Stated task. Present every line of the data below as a numbered list, skipping blank lines and leaving out the pictures.

◇ ◇ ◇ ◇ ◇

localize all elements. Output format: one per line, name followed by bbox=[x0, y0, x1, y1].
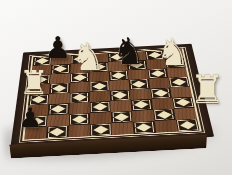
square-f1[interactable] bbox=[133, 121, 156, 134]
square-h1[interactable] bbox=[176, 119, 200, 132]
square-e1[interactable] bbox=[111, 122, 134, 135]
piece-white-knight-g6[interactable]: ♞ bbox=[156, 34, 189, 71]
square-b1[interactable] bbox=[46, 125, 68, 138]
piece-black-pawn-a2[interactable]: ♟ bbox=[18, 104, 42, 131]
piece-black-pawn-b7[interactable]: ♟ bbox=[45, 33, 72, 63]
piece-white-rook-h3[interactable]: ♜ bbox=[190, 70, 225, 109]
piece-white-rook-a4[interactable]: ♜ bbox=[19, 66, 49, 99]
square-g1[interactable] bbox=[154, 120, 178, 133]
chess-set-photo: ♟♞♞♞♜♜♟ bbox=[0, 0, 232, 175]
square-c1[interactable] bbox=[68, 124, 90, 137]
piece-black-knight-e6[interactable]: ♞ bbox=[112, 33, 145, 70]
square-d1[interactable] bbox=[90, 123, 112, 136]
piece-white-knight-c6[interactable]: ♞ bbox=[71, 38, 105, 76]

◇ ◇ ◇ ◇ ◇

Correct output.
1. localize all elements. Output format: one per line, name followed by bbox=[x0, y0, x1, y1].
2. square-f1[interactable] bbox=[133, 121, 156, 134]
3. square-h1[interactable] bbox=[176, 119, 200, 132]
4. square-e1[interactable] bbox=[111, 122, 134, 135]
5. piece-white-knight-g6[interactable]: ♞ bbox=[156, 34, 189, 71]
6. square-b1[interactable] bbox=[46, 125, 68, 138]
7. piece-black-pawn-a2[interactable]: ♟ bbox=[18, 104, 42, 131]
8. piece-black-pawn-b7[interactable]: ♟ bbox=[45, 33, 72, 63]
9. piece-white-rook-h3[interactable]: ♜ bbox=[190, 70, 225, 109]
10. piece-white-rook-a4[interactable]: ♜ bbox=[19, 66, 49, 99]
11. square-g1[interactable] bbox=[154, 120, 178, 133]
12. chess-set-photo: ♟♞♞♞♜♜♟ bbox=[0, 0, 232, 175]
13. square-c1[interactable] bbox=[68, 124, 90, 137]
14. piece-black-knight-e6[interactable]: ♞ bbox=[112, 33, 145, 70]
15. square-d1[interactable] bbox=[90, 123, 112, 136]
16. piece-white-knight-c6[interactable]: ♞ bbox=[71, 38, 105, 76]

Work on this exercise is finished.